*Data lines*.
════════════════════

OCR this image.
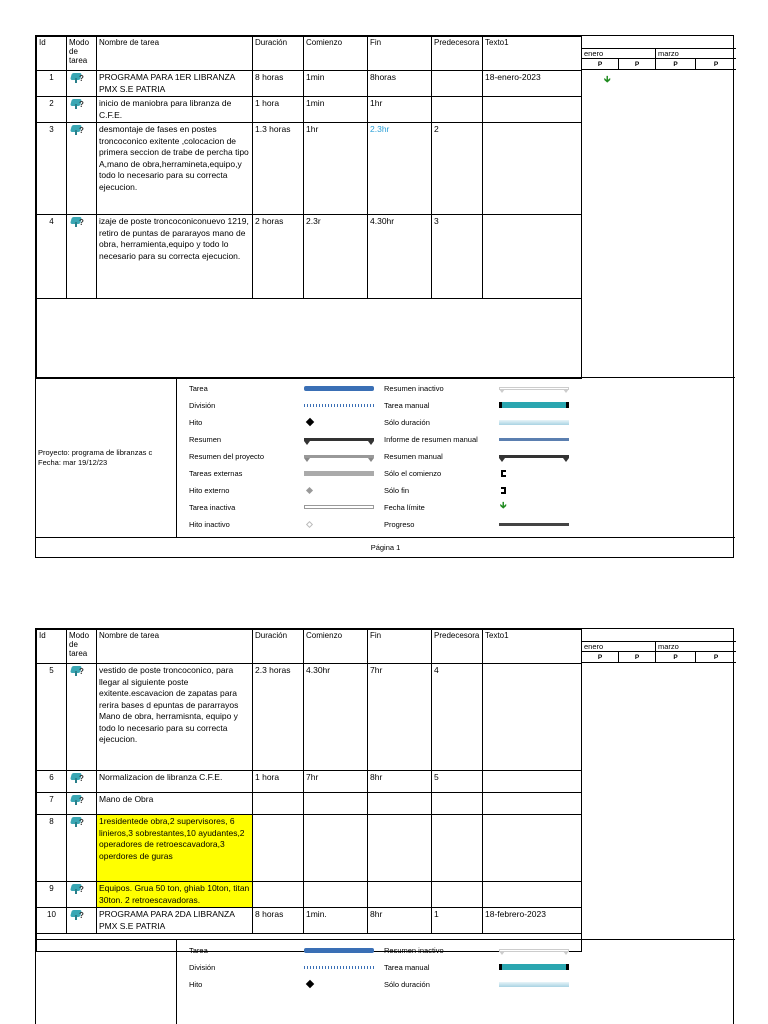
Id	Modo de tarea	Nombre de tarea	Duración	Comienzo	Fin	Predecesora	Texto1
1	?	PROGRAMA PARA 1ER LIBRANZA PMX S.E PATRIA	8 horas	1min	8horas		18-enero-2023
2	?	inicio de maniobra para libranza de C.F.E.	1 hora	1min	1hr		
3	?	desmontaje de fases en postes troncoconico exitente ,colocacion de primera seccion de trabe de percha tipo A,mano de obra,herramineta,equipo,y todo lo necesario para su correcta ejecucion.	1.3 horas	1hr	2.3hr	2	
4	?	izaje de poste troncoconiconuevo 1219, retiro de puntas de pararayos mano de obra, herramienta,equipo y todo lo necesario para su correcta ejecucion.	2 horas	2.3r	4.30hr	3	

enero	marzo
P	P	P	P
🡳
Proyecto: programa de libranzas c
Fecha: mar 19/12/23
Tarea	Resumen inactivo
División	Tarea manual
Hito	Sólo duración
Resumen	Informe de resumen manual
Resumen del proyecto	Resumen manual
Tareas externas	Sólo el comienzo
Hito externo	Sólo fin
Tarea inactiva	Fecha límite	🡳
Hito inactivo	Progreso
Página 1
Id	Modo de tarea	Nombre de tarea	Duración	Comienzo	Fin	Predecesora	Texto1
5	?	vestido de poste troncoconico, para llegar al siguiente poste exitente.escavacion de zapatas para rerira bases d epuntas de pararrayos Mano de obra, herramisnta, equipo y todo lo necesario para su correcta ejecucion.	2.3 horas	4.30hr	7hr	4	
6	?	Normalizacion de libranza C.F.E.	1 hora	7hr	8hr	5	
7	?	Mano de Obra					
8	?	1residentede obra,2 supervisores, 6 linieros,3 sobrestantes,10 ayudantes,2 operadores de retroescavadora,3 operdores de guras					
9	?	Equipos. Grua 50 ton, ghiab 10ton, titan 30ton. 2 retroescavadoras.					
10	?	PROGRAMA PARA 2DA LIBRANZA PMX S.E PATRIA	8 horas	1min.	8hr	1	18-febrero-2023

enero	marzo
P	P	P	P
Tarea	Resumen inactivo
División	Tarea manual
Hito	Sólo duración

════════════════════

*What you will do*.
Every line of the data above should be quoted exactly. Omit the pictures.

*Answer in full*.
OCR this image.
Id	Modo de tarea	Nombre de tarea	Duración	Comienzo	Fin	Predecesora	Texto1
1	?	PROGRAMA PARA 1ER LIBRANZA PMX S.E PATRIA	8 horas	1min	8horas		18-enero-2023
2	?	inicio de maniobra para libranza de C.F.E.	1 hora	1min	1hr		
3	?	desmontaje de fases en postes troncoconico exitente ,colocacion de primera seccion de trabe de percha tipo A,mano de obra,herramineta,equipo,y todo lo necesario para su correcta ejecucion.	1.3 horas	1hr	2.3hr	2	
4	?	izaje de poste troncoconiconuevo 1219, retiro de puntas de pararayos mano de obra, herramienta,equipo y todo lo necesario para su correcta ejecucion.	2 horas	2.3r	4.30hr	3	

enero	marzo
P	P	P	P
🡳
Proyecto: programa de libranzas c
Fecha: mar 19/12/23
Tarea	Resumen inactivo
División	Tarea manual
Hito	Sólo duración
Resumen	Informe de resumen manual
Resumen del proyecto	Resumen manual
Tareas externas	Sólo el comienzo
Hito externo	Sólo fin
Tarea inactiva	Fecha límite	🡳
Hito inactivo	Progreso
Página 1
Id	Modo de tarea	Nombre de tarea	Duración	Comienzo	Fin	Predecesora	Texto1
5	?	vestido de poste troncoconico, para llegar al siguiente poste exitente.escavacion de zapatas para rerira bases d epuntas de pararrayos Mano de obra, herramisnta, equipo y todo lo necesario para su correcta ejecucion.	2.3 horas	4.30hr	7hr	4	
6	?	Normalizacion de libranza C.F.E.	1 hora	7hr	8hr	5	
7	?	Mano de Obra					
8	?	1residentede obra,2 supervisores, 6 linieros,3 sobrestantes,10 ayudantes,2 operadores de retroescavadora,3 operdores de guras					
9	?	Equipos. Grua 50 ton, ghiab 10ton, titan 30ton. 2 retroescavadoras.					
10	?	PROGRAMA PARA 2DA LIBRANZA PMX S.E PATRIA	8 horas	1min.	8hr	1	18-febrero-2023

enero	marzo
P	P	P	P
Tarea	Resumen inactivo
División	Tarea manual
Hito	Sólo duración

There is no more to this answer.